[Instructions for the task]:
Give the number of lines in this listing that contain the word "点可以用数对", and nothing else.

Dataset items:
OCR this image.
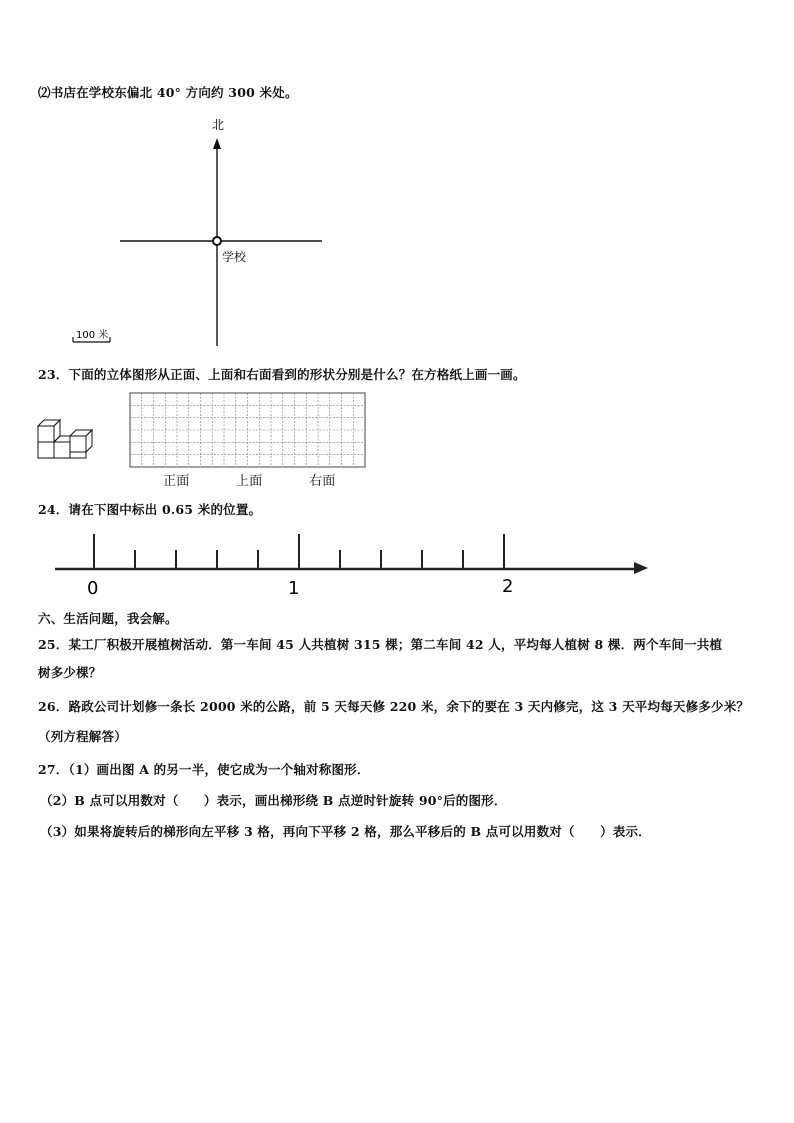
⑵书店在学校东偏北 40° 方向约 300 米处。
北
学校
100 米
23．下面的立体图形从正面、上面和右面看到的形状分别是什么？在方格纸上画一画。
正面	上面	右面
24．请在下图中标出 0.65 米的位置。
0	1	2
六、生活问题，我会解。
25．某工厂积极开展植树活动．第一车间 45 人共植树 315 棵；第二车间 42 人，平均每人植树 8 棵．两个车间一共植
树多少棵？
26．路政公司计划修一条长 2000 米的公路，前 5 天每天修 220 米，余下的要在 3 天内修完，这 3 天平均每天修多少米？
（列方程解答）
27．（1）画出图 A 的另一半，使它成为一个轴对称图形．
（2）B 点可以用数对（　　）表示，画出梯形绕 B 点逆时针旋转 90°后的图形．
（3）如果将旋转后的梯形向左平移 3 格，再向下平移 2 格，那么平移后的 B 点可以用数对（　　）表示．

[The reply]:
2